Goal
Type out the data exactly as given. Skip any image.

Figure record extracts
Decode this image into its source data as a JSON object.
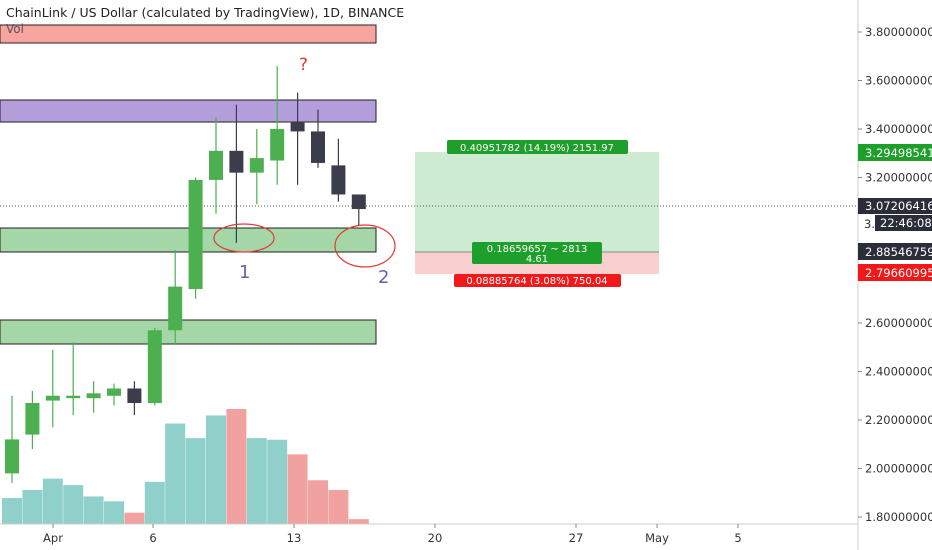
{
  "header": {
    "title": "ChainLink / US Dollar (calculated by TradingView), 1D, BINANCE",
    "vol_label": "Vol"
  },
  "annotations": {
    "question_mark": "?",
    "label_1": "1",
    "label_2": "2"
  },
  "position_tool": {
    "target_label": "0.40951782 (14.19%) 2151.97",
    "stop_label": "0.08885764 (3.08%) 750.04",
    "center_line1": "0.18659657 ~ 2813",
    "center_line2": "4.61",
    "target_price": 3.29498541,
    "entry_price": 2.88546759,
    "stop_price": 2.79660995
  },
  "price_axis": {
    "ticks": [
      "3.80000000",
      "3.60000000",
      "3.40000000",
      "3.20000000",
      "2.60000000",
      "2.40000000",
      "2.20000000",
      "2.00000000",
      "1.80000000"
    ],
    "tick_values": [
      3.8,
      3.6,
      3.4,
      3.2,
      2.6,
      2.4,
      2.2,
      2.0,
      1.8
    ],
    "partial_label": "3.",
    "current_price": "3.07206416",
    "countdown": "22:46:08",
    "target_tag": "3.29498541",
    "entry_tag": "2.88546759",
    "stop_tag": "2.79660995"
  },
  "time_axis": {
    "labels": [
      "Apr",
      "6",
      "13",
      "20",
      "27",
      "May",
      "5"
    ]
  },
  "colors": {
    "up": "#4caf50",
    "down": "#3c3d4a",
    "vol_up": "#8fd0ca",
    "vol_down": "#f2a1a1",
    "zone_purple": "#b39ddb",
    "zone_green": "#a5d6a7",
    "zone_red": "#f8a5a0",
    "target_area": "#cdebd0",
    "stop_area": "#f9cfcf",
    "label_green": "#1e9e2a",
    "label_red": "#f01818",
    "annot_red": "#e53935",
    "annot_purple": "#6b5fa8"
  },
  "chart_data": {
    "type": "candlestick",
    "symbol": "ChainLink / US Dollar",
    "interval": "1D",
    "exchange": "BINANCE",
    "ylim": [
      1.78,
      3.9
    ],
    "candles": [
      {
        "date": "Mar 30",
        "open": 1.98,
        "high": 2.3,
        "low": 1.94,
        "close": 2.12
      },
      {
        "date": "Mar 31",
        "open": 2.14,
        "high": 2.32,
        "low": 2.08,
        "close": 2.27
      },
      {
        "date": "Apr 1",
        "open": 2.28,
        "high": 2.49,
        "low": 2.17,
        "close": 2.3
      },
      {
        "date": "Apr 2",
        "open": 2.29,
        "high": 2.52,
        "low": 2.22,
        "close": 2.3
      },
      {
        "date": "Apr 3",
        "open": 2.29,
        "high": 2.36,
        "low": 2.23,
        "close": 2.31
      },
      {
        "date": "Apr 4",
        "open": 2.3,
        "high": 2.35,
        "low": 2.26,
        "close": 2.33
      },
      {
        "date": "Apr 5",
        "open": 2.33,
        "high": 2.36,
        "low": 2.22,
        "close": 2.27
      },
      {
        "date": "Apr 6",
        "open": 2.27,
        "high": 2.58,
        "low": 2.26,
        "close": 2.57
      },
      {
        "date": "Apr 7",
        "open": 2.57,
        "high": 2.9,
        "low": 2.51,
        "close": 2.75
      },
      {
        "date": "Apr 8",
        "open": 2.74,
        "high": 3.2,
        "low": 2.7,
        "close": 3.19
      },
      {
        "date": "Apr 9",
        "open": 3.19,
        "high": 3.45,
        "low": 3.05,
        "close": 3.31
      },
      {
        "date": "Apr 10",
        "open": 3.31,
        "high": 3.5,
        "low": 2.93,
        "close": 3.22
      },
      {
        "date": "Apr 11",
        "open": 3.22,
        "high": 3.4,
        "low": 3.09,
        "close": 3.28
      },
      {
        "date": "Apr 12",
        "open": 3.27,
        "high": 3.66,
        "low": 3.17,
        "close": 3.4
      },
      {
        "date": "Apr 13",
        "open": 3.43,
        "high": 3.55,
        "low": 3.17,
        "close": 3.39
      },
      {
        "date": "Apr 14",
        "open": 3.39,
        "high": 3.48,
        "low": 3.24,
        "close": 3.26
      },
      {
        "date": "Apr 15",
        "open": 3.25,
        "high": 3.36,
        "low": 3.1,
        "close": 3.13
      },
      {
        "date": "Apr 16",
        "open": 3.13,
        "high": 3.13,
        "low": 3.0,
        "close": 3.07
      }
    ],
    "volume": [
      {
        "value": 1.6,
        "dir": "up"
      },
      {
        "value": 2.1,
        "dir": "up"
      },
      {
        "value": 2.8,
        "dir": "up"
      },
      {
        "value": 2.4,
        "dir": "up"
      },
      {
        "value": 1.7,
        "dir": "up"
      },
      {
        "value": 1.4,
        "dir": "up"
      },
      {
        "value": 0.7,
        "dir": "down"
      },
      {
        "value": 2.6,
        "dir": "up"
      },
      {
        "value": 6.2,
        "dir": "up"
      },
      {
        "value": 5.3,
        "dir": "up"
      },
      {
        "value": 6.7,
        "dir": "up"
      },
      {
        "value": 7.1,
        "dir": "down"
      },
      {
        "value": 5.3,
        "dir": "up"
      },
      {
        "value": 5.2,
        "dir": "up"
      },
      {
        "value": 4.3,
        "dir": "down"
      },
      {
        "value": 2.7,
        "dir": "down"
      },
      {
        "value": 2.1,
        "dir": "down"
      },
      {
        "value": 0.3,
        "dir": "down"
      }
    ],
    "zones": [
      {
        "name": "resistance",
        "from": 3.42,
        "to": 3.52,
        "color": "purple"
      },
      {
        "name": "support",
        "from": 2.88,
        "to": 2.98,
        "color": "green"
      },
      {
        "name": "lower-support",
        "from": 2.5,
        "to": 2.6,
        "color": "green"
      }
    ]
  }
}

The completed task
Decode this image into its source data as a JSON object.
{
  "header": {
    "title": "ChainLink / US Dollar (calculated by TradingView), 1D, BINANCE",
    "vol_label": "Vol"
  },
  "annotations": {
    "question_mark": "?",
    "label_1": "1",
    "label_2": "2"
  },
  "position_tool": {
    "target_label": "0.40951782 (14.19%) 2151.97",
    "stop_label": "0.08885764 (3.08%) 750.04",
    "center_line1": "0.18659657 ~ 2813",
    "center_line2": "4.61",
    "target_price": 3.29498541,
    "entry_price": 2.88546759,
    "stop_price": 2.79660995
  },
  "price_axis": {
    "ticks": [
      "3.80000000",
      "3.60000000",
      "3.40000000",
      "3.20000000",
      "2.60000000",
      "2.40000000",
      "2.20000000",
      "2.00000000",
      "1.80000000"
    ],
    "tick_values": [
      3.8,
      3.6,
      3.4,
      3.2,
      2.6,
      2.4,
      2.2,
      2.0,
      1.8
    ],
    "partial_label": "3.",
    "current_price": "3.07206416",
    "countdown": "22:46:08",
    "target_tag": "3.29498541",
    "entry_tag": "2.88546759",
    "stop_tag": "2.79660995"
  },
  "time_axis": {
    "labels": [
      "Apr",
      "6",
      "13",
      "20",
      "27",
      "May",
      "5"
    ]
  },
  "colors": {
    "up": "#4caf50",
    "down": "#3c3d4a",
    "vol_up": "#8fd0ca",
    "vol_down": "#f2a1a1",
    "zone_purple": "#b39ddb",
    "zone_green": "#a5d6a7",
    "zone_red": "#f8a5a0",
    "target_area": "#cdebd0",
    "stop_area": "#f9cfcf",
    "label_green": "#1e9e2a",
    "label_red": "#f01818",
    "annot_red": "#e53935",
    "annot_purple": "#6b5fa8"
  },
  "chart_data": {
    "type": "candlestick",
    "symbol": "ChainLink / US Dollar",
    "interval": "1D",
    "exchange": "BINANCE",
    "ylim": [
      1.78,
      3.9
    ],
    "candles": [
      {
        "date": "Mar 30",
        "open": 1.98,
        "high": 2.3,
        "low": 1.94,
        "close": 2.12
      },
      {
        "date": "Mar 31",
        "open": 2.14,
        "high": 2.32,
        "low": 2.08,
        "close": 2.27
      },
      {
        "date": "Apr 1",
        "open": 2.28,
        "high": 2.49,
        "low": 2.17,
        "close": 2.3
      },
      {
        "date": "Apr 2",
        "open": 2.29,
        "high": 2.52,
        "low": 2.22,
        "close": 2.3
      },
      {
        "date": "Apr 3",
        "open": 2.29,
        "high": 2.36,
        "low": 2.23,
        "close": 2.31
      },
      {
        "date": "Apr 4",
        "open": 2.3,
        "high": 2.35,
        "low": 2.26,
        "close": 2.33
      },
      {
        "date": "Apr 5",
        "open": 2.33,
        "high": 2.36,
        "low": 2.22,
        "close": 2.27
      },
      {
        "date": "Apr 6",
        "open": 2.27,
        "high": 2.58,
        "low": 2.26,
        "close": 2.57
      },
      {
        "date": "Apr 7",
        "open": 2.57,
        "high": 2.9,
        "low": 2.51,
        "close": 2.75
      },
      {
        "date": "Apr 8",
        "open": 2.74,
        "high": 3.2,
        "low": 2.7,
        "close": 3.19
      },
      {
        "date": "Apr 9",
        "open": 3.19,
        "high": 3.45,
        "low": 3.05,
        "close": 3.31
      },
      {
        "date": "Apr 10",
        "open": 3.31,
        "high": 3.5,
        "low": 2.93,
        "close": 3.22
      },
      {
        "date": "Apr 11",
        "open": 3.22,
        "high": 3.4,
        "low": 3.09,
        "close": 3.28
      },
      {
        "date": "Apr 12",
        "open": 3.27,
        "high": 3.66,
        "low": 3.17,
        "close": 3.4
      },
      {
        "date": "Apr 13",
        "open": 3.43,
        "high": 3.55,
        "low": 3.17,
        "close": 3.39
      },
      {
        "date": "Apr 14",
        "open": 3.39,
        "high": 3.48,
        "low": 3.24,
        "close": 3.26
      },
      {
        "date": "Apr 15",
        "open": 3.25,
        "high": 3.36,
        "low": 3.1,
        "close": 3.13
      },
      {
        "date": "Apr 16",
        "open": 3.13,
        "high": 3.13,
        "low": 3.0,
        "close": 3.07
      }
    ],
    "volume": [
      {
        "value": 1.6,
        "dir": "up"
      },
      {
        "value": 2.1,
        "dir": "up"
      },
      {
        "value": 2.8,
        "dir": "up"
      },
      {
        "value": 2.4,
        "dir": "up"
      },
      {
        "value": 1.7,
        "dir": "up"
      },
      {
        "value": 1.4,
        "dir": "up"
      },
      {
        "value": 0.7,
        "dir": "down"
      },
      {
        "value": 2.6,
        "dir": "up"
      },
      {
        "value": 6.2,
        "dir": "up"
      },
      {
        "value": 5.3,
        "dir": "up"
      },
      {
        "value": 6.7,
        "dir": "up"
      },
      {
        "value": 7.1,
        "dir": "down"
      },
      {
        "value": 5.3,
        "dir": "up"
      },
      {
        "value": 5.2,
        "dir": "up"
      },
      {
        "value": 4.3,
        "dir": "down"
      },
      {
        "value": 2.7,
        "dir": "down"
      },
      {
        "value": 2.1,
        "dir": "down"
      },
      {
        "value": 0.3,
        "dir": "down"
      }
    ],
    "zones": [
      {
        "name": "resistance",
        "from": 3.42,
        "to": 3.52,
        "color": "purple"
      },
      {
        "name": "support",
        "from": 2.88,
        "to": 2.98,
        "color": "green"
      },
      {
        "name": "lower-support",
        "from": 2.5,
        "to": 2.6,
        "color": "green"
      }
    ]
  }
}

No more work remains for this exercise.